### Given instruction
Print all of the lines exactly. Any picture among them stays out.

### Exercise input
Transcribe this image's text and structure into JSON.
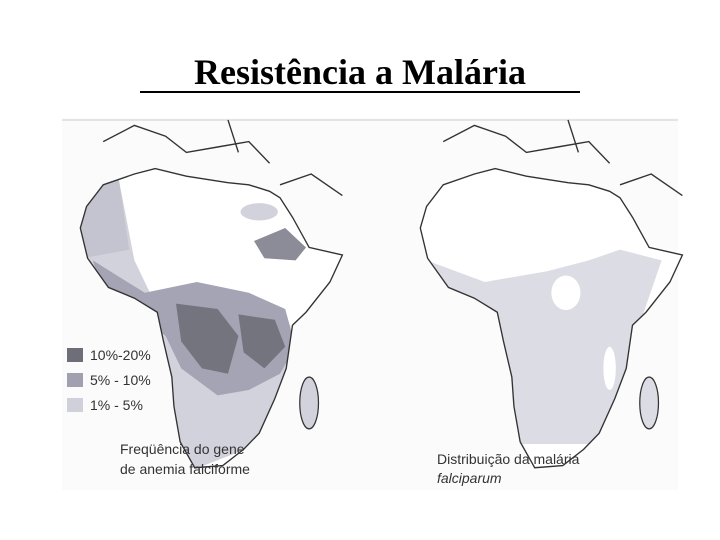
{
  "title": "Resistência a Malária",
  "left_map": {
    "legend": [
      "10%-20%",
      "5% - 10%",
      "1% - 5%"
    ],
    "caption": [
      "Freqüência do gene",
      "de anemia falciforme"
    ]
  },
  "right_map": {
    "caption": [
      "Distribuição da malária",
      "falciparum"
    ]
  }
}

### Written solution
Transcribe this image's text and structure into JSON.
{
  "title": "Resistência a Malária",
  "left_map": {
    "legend": [
      "10%-20%",
      "5% - 10%",
      "1% - 5%"
    ],
    "caption": [
      "Freqüência do gene",
      "de anemia falciforme"
    ]
  },
  "right_map": {
    "caption": [
      "Distribuição da malária",
      "falciparum"
    ]
  }
}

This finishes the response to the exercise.